> Rows
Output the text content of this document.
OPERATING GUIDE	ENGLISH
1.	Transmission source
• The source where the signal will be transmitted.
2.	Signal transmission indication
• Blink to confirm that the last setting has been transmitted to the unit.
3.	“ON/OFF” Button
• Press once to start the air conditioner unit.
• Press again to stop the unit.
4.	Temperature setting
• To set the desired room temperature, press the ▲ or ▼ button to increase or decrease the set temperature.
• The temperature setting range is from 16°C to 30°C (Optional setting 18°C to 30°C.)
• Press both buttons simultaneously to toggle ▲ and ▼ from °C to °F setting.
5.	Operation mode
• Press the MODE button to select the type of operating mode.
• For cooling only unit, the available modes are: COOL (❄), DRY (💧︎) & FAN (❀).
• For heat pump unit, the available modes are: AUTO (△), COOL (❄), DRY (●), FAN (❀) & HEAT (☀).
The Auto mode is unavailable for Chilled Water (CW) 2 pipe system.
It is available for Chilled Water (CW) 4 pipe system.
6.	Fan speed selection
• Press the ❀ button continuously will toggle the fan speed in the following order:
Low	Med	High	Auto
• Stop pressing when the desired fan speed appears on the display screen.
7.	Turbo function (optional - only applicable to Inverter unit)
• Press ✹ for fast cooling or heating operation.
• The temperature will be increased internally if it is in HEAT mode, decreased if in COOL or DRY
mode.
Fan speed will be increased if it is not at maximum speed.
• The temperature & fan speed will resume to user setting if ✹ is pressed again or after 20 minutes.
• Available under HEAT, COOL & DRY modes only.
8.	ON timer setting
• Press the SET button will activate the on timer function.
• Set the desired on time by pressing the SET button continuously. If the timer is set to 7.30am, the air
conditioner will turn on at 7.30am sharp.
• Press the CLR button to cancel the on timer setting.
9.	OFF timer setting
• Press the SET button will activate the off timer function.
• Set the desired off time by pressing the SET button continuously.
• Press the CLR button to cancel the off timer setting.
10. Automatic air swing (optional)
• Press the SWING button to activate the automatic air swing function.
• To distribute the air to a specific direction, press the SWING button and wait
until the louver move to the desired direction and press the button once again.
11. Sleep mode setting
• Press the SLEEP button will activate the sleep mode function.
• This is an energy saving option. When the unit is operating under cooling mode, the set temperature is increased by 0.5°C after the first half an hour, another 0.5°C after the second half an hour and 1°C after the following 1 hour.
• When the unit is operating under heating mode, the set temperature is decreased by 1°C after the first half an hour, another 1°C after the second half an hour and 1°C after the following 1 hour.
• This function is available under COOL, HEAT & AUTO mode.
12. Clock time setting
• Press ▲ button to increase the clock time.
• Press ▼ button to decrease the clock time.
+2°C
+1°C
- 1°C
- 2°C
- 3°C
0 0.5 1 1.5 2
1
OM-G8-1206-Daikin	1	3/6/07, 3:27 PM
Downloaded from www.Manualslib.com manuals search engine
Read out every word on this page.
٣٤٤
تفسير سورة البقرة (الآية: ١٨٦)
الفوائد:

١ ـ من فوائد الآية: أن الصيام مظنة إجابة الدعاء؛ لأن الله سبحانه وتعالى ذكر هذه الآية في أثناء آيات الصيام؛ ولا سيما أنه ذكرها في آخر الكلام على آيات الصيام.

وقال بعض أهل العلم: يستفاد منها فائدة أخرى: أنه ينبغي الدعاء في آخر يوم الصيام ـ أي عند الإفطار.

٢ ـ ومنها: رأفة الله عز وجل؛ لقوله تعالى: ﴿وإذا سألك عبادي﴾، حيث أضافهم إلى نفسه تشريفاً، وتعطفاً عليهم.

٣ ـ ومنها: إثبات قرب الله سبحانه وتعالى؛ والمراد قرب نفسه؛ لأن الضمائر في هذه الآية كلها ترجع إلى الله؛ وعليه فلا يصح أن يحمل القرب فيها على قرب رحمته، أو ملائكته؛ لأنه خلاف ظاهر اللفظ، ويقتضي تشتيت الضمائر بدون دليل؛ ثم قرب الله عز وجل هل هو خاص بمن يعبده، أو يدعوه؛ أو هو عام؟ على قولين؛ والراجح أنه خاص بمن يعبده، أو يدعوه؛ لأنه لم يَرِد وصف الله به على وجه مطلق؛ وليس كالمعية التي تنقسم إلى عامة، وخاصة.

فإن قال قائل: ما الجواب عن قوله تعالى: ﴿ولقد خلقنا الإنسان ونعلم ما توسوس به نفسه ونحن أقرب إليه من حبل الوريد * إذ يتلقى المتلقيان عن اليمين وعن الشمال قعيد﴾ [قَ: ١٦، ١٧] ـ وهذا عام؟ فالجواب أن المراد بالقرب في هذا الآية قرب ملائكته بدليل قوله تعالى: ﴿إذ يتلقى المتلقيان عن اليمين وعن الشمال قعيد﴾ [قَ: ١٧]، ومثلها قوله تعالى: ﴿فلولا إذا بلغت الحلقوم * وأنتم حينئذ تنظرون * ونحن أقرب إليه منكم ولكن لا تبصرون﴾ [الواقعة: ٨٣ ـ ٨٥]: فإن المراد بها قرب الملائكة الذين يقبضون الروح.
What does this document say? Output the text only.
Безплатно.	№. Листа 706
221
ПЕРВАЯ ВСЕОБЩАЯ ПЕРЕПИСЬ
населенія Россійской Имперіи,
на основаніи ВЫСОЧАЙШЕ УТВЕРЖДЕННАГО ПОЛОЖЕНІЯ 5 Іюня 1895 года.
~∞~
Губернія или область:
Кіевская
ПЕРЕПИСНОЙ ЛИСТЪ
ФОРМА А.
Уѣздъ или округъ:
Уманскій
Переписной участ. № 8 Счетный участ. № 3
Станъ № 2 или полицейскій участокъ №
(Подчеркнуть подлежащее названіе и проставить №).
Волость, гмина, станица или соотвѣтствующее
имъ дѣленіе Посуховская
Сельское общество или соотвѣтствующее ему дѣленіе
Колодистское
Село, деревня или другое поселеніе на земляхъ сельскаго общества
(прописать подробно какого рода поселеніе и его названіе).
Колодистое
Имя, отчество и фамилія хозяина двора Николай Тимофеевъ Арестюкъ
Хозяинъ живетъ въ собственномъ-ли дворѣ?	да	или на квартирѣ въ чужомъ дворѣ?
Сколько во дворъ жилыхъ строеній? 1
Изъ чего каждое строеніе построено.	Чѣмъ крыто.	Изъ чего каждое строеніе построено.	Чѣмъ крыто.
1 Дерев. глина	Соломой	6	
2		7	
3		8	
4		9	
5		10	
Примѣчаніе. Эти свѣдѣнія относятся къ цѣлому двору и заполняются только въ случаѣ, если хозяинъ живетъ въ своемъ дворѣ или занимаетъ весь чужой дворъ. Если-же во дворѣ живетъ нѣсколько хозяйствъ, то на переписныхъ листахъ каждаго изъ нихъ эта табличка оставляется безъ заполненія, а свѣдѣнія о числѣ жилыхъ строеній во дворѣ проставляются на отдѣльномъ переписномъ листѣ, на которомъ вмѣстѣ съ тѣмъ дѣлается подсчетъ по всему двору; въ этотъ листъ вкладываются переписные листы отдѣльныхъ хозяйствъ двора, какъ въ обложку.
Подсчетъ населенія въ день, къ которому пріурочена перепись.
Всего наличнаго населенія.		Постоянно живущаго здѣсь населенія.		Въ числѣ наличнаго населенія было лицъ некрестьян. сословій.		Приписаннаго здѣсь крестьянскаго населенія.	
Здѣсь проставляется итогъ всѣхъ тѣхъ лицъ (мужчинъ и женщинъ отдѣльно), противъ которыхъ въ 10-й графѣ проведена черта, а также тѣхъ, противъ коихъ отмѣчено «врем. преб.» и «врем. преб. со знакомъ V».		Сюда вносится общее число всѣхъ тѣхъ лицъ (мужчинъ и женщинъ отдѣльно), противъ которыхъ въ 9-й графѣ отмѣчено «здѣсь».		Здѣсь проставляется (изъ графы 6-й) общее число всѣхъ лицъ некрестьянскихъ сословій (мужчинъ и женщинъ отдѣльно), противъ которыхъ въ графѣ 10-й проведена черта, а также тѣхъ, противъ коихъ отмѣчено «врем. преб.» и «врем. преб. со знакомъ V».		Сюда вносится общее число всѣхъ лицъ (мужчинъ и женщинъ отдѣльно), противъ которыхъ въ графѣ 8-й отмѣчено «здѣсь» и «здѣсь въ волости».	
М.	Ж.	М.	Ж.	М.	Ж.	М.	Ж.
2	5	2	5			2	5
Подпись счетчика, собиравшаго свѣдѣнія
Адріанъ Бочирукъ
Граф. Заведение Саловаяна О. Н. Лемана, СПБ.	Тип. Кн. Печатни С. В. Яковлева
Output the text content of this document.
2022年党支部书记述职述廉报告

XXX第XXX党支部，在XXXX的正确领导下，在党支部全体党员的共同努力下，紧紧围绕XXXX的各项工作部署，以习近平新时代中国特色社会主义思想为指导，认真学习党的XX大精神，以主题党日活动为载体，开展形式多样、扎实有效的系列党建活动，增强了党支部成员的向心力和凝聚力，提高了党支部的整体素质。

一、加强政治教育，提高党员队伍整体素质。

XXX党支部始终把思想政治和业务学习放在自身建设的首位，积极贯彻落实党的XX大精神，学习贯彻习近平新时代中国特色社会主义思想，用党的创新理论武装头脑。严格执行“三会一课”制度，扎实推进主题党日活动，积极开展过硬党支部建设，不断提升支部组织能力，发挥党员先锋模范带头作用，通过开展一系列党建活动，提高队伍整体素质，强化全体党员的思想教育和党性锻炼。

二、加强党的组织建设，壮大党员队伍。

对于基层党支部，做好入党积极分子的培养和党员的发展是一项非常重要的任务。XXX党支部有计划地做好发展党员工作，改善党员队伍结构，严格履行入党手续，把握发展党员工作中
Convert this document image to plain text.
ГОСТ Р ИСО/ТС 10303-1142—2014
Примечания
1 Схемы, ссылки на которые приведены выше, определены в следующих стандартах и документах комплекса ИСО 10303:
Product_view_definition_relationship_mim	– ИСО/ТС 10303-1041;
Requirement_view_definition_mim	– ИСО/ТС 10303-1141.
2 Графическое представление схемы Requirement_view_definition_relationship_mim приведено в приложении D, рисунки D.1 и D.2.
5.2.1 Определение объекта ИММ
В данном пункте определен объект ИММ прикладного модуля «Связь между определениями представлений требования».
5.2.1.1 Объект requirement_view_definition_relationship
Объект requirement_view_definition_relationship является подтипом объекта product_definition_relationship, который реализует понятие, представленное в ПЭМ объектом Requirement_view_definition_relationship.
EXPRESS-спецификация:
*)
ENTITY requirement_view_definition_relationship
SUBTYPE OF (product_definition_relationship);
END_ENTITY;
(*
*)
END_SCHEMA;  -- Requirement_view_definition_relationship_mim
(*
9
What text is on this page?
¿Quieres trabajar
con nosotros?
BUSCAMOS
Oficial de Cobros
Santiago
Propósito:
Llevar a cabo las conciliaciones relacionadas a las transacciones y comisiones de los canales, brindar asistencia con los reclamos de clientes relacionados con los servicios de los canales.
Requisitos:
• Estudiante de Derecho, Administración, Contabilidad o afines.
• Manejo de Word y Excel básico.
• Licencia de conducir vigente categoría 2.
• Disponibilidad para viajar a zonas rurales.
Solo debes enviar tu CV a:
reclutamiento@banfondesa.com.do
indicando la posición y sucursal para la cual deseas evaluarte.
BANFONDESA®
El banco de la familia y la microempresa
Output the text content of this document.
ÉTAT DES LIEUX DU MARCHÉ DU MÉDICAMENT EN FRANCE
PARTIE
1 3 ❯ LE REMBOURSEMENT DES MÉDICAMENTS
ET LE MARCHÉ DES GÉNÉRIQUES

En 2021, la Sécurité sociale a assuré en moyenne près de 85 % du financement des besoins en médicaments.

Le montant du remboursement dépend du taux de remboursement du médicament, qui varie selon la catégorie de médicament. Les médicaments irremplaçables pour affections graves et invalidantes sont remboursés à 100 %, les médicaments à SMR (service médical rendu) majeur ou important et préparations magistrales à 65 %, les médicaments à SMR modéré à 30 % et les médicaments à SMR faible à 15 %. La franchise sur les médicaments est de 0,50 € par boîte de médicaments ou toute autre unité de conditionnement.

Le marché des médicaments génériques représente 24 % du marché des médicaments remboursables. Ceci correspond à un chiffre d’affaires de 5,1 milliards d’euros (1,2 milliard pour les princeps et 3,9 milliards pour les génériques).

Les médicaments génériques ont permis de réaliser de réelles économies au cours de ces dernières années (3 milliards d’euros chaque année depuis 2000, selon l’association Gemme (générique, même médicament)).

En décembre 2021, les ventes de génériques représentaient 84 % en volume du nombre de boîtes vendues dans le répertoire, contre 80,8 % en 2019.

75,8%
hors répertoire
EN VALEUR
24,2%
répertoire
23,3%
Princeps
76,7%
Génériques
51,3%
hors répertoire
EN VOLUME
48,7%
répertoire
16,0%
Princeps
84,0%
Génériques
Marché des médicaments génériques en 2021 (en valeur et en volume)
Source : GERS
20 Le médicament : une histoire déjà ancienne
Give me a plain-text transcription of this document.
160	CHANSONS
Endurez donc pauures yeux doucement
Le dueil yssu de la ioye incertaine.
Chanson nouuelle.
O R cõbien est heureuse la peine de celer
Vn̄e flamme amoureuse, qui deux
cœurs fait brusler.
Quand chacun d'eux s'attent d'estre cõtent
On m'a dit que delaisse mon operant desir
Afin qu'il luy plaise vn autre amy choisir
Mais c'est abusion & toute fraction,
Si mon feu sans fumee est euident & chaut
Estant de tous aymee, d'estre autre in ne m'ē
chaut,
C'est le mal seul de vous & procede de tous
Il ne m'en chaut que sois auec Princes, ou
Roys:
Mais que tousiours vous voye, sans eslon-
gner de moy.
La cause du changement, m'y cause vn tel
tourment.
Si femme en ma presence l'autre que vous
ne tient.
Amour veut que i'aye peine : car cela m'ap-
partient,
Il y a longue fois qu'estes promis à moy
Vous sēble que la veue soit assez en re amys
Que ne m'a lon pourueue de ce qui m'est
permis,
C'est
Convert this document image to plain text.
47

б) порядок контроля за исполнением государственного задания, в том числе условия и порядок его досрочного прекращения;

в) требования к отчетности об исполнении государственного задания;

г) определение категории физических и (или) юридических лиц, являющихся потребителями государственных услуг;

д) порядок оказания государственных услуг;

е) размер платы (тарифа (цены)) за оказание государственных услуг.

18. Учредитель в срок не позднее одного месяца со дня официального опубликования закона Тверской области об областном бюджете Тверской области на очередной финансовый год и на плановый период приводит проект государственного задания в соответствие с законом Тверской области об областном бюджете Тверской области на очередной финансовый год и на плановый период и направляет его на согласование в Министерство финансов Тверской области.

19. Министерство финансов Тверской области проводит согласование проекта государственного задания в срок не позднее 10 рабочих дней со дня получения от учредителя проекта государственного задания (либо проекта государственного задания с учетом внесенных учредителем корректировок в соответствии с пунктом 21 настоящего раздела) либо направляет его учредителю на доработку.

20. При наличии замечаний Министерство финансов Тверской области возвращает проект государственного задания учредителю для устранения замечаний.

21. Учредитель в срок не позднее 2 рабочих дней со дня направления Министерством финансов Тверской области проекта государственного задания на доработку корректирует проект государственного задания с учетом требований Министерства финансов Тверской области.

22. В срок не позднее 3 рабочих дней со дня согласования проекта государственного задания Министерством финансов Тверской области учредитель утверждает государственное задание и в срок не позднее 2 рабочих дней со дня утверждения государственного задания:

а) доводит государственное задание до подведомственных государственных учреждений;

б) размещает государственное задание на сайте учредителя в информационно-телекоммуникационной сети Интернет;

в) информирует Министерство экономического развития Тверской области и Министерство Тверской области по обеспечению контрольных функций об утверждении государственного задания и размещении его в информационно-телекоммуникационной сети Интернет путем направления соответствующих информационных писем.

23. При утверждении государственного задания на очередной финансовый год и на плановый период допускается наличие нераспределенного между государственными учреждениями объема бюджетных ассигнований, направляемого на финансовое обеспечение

> What is required
Each line that holds the word "will" should be extracted from the records.

> The reply
• The source where the signal will be transmitted.
• Press the ❀ button continuously will toggle the fan speed in the following order:
• The temperature will be increased internally if it is in HEAT mode, decreased if in COOL or DRY
Fan speed will be increased if it is not at maximum speed.
• The temperature & fan speed will resume to user setting if ✹ is pressed again or after 20 minutes.
• Press the SET button will activate the on timer function.
conditioner will turn on at 7.30am sharp.
• Press the SET button will activate the off timer function.
• Press the SLEEP button will activate the sleep mode function.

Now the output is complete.